- **The problem**:
Copy out each line containing "frac" from the entries below.

- **Extracted information**:
# # #
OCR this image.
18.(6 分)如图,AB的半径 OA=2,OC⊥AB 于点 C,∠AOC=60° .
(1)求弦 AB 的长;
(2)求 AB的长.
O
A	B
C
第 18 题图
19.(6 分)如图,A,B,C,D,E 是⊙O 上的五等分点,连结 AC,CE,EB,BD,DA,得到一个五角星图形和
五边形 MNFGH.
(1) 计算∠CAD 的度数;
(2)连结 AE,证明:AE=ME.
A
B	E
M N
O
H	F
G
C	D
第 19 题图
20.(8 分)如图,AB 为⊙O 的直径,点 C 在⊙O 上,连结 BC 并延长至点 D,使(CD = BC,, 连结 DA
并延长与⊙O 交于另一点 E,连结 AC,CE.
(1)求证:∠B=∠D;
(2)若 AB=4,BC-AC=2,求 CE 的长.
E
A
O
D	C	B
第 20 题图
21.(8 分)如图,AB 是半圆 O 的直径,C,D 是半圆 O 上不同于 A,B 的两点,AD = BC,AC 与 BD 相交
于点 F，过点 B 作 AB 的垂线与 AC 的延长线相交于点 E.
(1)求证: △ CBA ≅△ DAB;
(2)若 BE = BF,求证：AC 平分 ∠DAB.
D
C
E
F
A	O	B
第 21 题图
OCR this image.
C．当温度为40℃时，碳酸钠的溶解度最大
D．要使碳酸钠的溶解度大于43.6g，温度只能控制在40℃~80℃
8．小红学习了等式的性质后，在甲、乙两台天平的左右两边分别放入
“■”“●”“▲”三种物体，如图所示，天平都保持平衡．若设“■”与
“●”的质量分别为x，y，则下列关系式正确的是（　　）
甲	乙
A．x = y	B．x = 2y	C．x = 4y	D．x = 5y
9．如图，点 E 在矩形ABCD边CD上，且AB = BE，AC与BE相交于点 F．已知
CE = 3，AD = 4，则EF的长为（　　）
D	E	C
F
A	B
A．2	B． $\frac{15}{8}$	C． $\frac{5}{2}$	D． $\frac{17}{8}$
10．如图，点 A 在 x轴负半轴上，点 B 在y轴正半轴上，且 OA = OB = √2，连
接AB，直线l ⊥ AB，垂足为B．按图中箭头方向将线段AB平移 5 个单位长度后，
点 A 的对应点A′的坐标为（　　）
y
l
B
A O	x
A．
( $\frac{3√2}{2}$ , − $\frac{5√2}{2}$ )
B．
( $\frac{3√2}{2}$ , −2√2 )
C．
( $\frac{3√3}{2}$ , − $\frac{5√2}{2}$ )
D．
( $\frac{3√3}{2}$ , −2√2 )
# # #
- **Result below**:
A．2	B． $\frac{15}{8}$	C． $\frac{5}{2}$	D． $\frac{17}{8}$
( $\frac{3√2}{2}$ , − $\frac{5√2}{2}$ )
( $\frac{3√2}{2}$ , −2√2 )
( $\frac{3√3}{2}$ , − $\frac{5√2}{2}$ )
( $\frac{3√3}{2}$ , −2√2 )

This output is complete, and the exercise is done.